Transcribe all the records with complete accuracy.
===
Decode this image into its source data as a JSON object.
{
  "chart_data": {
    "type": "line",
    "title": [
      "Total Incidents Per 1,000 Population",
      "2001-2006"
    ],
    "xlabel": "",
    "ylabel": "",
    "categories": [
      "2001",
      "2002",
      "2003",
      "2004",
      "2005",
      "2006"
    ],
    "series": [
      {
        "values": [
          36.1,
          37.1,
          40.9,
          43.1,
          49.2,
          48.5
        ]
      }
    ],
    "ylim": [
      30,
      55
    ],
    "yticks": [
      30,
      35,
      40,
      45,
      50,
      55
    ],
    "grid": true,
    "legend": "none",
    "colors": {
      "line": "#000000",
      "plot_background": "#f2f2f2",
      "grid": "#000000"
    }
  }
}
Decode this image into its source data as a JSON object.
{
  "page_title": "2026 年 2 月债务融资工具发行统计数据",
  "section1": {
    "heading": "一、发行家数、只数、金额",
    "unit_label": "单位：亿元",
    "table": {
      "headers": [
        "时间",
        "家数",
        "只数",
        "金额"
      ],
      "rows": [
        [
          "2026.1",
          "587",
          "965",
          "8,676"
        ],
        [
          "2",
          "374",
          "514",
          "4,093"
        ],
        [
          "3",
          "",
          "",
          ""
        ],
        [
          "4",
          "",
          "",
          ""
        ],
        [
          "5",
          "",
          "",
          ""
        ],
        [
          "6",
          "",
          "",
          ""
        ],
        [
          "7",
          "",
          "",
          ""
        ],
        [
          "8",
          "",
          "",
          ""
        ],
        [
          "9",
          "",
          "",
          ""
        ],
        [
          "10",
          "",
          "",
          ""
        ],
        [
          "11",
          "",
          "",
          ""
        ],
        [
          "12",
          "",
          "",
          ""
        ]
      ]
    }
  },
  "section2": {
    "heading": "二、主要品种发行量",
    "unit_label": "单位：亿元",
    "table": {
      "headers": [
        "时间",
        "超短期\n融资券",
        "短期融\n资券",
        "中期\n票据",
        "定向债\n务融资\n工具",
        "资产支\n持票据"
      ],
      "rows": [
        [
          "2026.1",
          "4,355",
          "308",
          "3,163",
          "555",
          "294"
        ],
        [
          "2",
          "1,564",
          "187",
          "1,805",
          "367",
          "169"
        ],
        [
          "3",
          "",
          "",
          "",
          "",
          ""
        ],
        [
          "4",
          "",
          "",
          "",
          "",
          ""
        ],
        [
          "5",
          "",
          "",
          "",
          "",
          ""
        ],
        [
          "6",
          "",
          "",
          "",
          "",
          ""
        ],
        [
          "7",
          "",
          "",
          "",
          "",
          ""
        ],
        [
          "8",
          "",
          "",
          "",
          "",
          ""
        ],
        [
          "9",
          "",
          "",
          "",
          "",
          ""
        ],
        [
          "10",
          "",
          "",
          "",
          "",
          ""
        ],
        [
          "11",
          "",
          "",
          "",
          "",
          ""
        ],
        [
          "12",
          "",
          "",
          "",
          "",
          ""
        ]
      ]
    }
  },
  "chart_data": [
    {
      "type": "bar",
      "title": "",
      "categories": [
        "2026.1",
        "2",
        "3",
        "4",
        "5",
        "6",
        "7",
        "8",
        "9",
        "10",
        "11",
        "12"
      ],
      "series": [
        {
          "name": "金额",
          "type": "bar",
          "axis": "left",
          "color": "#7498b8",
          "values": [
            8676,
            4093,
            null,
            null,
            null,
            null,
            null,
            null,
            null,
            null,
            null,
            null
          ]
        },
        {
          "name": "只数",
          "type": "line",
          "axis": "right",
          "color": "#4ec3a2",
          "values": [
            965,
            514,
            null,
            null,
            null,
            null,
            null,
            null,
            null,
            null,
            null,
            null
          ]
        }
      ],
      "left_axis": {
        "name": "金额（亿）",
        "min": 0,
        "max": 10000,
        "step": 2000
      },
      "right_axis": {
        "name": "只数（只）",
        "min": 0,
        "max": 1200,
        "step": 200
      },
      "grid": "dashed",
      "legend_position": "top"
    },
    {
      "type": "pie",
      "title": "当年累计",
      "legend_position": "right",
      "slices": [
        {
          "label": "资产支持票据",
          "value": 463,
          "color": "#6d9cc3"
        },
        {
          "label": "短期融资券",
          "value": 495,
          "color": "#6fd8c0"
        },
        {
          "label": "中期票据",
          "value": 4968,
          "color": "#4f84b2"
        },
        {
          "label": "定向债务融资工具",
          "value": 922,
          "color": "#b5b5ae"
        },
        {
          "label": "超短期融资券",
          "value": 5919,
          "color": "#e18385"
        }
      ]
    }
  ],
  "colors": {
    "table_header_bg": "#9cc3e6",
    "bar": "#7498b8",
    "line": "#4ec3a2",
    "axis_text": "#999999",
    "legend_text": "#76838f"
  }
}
===
> _Output of the exercise_
Decode this image into its source data as a JSON object.
{
  "chart_data": {
    "type": "line",
    "title": [
      "Total Incidents Per 1,000 Population",
      "2001-2006"
    ],
    "xlabel": "",
    "ylabel": "",
    "categories": [
      "2001",
      "2002",
      "2003",
      "2004",
      "2005",
      "2006"
    ],
    "series": [
      {
        "values": [
          36.1,
          37.1,
          40.9,
          43.1,
          49.2,
          48.5
        ]
      }
    ],
    "ylim": [
      30,
      55
    ],
    "yticks": [
      30,
      35,
      40,
      45,
      50,
      55
    ],
    "grid": true,
    "legend": "none",
    "colors": {
      "line": "#000000",
      "plot_background": "#f2f2f2",
      "grid": "#000000"
    }
  }
}
Decode this image into its source data as a JSON object.
{
  "page_title": "2026 年 2 月债务融资工具发行统计数据",
  "section1": {
    "heading": "一、发行家数、只数、金额",
    "unit_label": "单位：亿元",
    "table": {
      "headers": [
        "时间",
        "家数",
        "只数",
        "金额"
      ],
      "rows": [
        [
          "2026.1",
          "587",
          "965",
          "8,676"
        ],
        [
          "2",
          "374",
          "514",
          "4,093"
        ],
        [
          "3",
          "",
          "",
          ""
        ],
        [
          "4",
          "",
          "",
          ""
        ],
        [
          "5",
          "",
          "",
          ""
        ],
        [
          "6",
          "",
          "",
          ""
        ],
        [
          "7",
          "",
          "",
          ""
        ],
        [
          "8",
          "",
          "",
          ""
        ],
        [
          "9",
          "",
          "",
          ""
        ],
        [
          "10",
          "",
          "",
          ""
        ],
        [
          "11",
          "",
          "",
          ""
        ],
        [
          "12",
          "",
          "",
          ""
        ]
      ]
    }
  },
  "section2": {
    "heading": "二、主要品种发行量",
    "unit_label": "单位：亿元",
    "table": {
      "headers": [
        "时间",
        "超短期\n融资券",
        "短期融\n资券",
        "中期\n票据",
        "定向债\n务融资\n工具",
        "资产支\n持票据"
      ],
      "rows": [
        [
          "2026.1",
          "4,355",
          "308",
          "3,163",
          "555",
          "294"
        ],
        [
          "2",
          "1,564",
          "187",
          "1,805",
          "367",
          "169"
        ],
        [
          "3",
          "",
          "",
          "",
          "",
          ""
        ],
        [
          "4",
          "",
          "",
          "",
          "",
          ""
        ],
        [
          "5",
          "",
          "",
          "",
          "",
          ""
        ],
        [
          "6",
          "",
          "",
          "",
          "",
          ""
        ],
        [
          "7",
          "",
          "",
          "",
          "",
          ""
        ],
        [
          "8",
          "",
          "",
          "",
          "",
          ""
        ],
        [
          "9",
          "",
          "",
          "",
          "",
          ""
        ],
        [
          "10",
          "",
          "",
          "",
          "",
          ""
        ],
        [
          "11",
          "",
          "",
          "",
          "",
          ""
        ],
        [
          "12",
          "",
          "",
          "",
          "",
          ""
        ]
      ]
    }
  },
  "chart_data": [
    {
      "type": "bar",
      "title": "",
      "categories": [
        "2026.1",
        "2",
        "3",
        "4",
        "5",
        "6",
        "7",
        "8",
        "9",
        "10",
        "11",
        "12"
      ],
      "series": [
        {
          "name": "金额",
          "type": "bar",
          "axis": "left",
          "color": "#7498b8",
          "values": [
            8676,
            4093,
            null,
            null,
            null,
            null,
            null,
            null,
            null,
            null,
            null,
            null
          ]
        },
        {
          "name": "只数",
          "type": "line",
          "axis": "right",
          "color": "#4ec3a2",
          "values": [
            965,
            514,
            null,
            null,
            null,
            null,
            null,
            null,
            null,
            null,
            null,
            null
          ]
        }
      ],
      "left_axis": {
        "name": "金额（亿）",
        "min": 0,
        "max": 10000,
        "step": 2000
      },
      "right_axis": {
        "name": "只数（只）",
        "min": 0,
        "max": 1200,
        "step": 200
      },
      "grid": "dashed",
      "legend_position": "top"
    },
    {
      "type": "pie",
      "title": "当年累计",
      "legend_position": "right",
      "slices": [
        {
          "label": "资产支持票据",
          "value": 463,
          "color": "#6d9cc3"
        },
        {
          "label": "短期融资券",
          "value": 495,
          "color": "#6fd8c0"
        },
        {
          "label": "中期票据",
          "value": 4968,
          "color": "#4f84b2"
        },
        {
          "label": "定向债务融资工具",
          "value": 922,
          "color": "#b5b5ae"
        },
        {
          "label": "超短期融资券",
          "value": 5919,
          "color": "#e18385"
        }
      ]
    }
  ],
  "colors": {
    "table_header_bg": "#9cc3e6",
    "bar": "#7498b8",
    "line": "#4ec3a2",
    "axis_text": "#999999",
    "legend_text": "#76838f"
  }
}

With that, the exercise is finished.